### [INSTRUCTIONS TO FOLLOW]
In the listing that follows, how many lines contain the string "JSON"? Provide only the number.

▼

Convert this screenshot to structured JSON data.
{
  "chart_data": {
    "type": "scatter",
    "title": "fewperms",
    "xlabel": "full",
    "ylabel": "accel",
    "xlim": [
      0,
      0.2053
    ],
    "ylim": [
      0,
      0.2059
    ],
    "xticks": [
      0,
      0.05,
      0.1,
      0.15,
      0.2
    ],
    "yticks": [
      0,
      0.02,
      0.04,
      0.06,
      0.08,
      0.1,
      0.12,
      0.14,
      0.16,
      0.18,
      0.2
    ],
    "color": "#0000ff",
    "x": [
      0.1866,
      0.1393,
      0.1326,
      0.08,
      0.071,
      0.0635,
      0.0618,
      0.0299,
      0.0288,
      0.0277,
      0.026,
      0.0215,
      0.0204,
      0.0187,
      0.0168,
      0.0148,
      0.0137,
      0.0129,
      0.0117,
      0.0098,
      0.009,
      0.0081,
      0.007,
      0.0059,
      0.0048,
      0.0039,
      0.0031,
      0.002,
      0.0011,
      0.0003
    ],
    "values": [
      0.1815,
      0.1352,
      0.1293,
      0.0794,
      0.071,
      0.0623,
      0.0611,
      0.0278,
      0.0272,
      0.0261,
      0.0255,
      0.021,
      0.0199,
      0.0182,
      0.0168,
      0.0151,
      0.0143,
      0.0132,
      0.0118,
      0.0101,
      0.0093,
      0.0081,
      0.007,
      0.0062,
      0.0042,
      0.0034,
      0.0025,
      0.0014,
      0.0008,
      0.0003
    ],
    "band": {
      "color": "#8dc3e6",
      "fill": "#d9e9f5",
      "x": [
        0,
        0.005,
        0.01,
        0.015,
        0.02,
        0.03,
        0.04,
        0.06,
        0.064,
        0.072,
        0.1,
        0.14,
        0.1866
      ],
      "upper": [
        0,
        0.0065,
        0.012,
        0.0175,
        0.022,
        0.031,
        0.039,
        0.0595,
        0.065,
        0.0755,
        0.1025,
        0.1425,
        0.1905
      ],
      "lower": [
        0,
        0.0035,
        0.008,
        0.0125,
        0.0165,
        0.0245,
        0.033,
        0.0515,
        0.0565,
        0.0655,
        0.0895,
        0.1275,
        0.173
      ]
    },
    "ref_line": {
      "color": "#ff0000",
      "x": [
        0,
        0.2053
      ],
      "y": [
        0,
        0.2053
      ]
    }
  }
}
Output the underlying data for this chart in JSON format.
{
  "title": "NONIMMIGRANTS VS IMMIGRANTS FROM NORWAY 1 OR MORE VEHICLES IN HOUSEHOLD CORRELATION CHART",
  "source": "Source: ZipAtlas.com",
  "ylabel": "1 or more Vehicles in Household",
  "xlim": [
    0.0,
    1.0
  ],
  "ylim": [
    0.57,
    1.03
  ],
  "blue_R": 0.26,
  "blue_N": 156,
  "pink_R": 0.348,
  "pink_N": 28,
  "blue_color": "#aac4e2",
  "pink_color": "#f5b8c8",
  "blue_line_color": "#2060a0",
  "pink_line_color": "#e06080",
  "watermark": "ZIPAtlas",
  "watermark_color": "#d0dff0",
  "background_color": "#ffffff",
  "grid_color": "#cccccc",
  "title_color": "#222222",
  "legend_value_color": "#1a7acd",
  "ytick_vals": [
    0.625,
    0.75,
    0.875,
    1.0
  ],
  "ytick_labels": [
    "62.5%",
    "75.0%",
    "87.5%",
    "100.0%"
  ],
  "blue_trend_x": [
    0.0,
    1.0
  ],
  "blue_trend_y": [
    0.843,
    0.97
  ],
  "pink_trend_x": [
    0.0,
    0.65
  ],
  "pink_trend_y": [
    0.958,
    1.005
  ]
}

▲

### [RESULT FOR THIS TASK]
2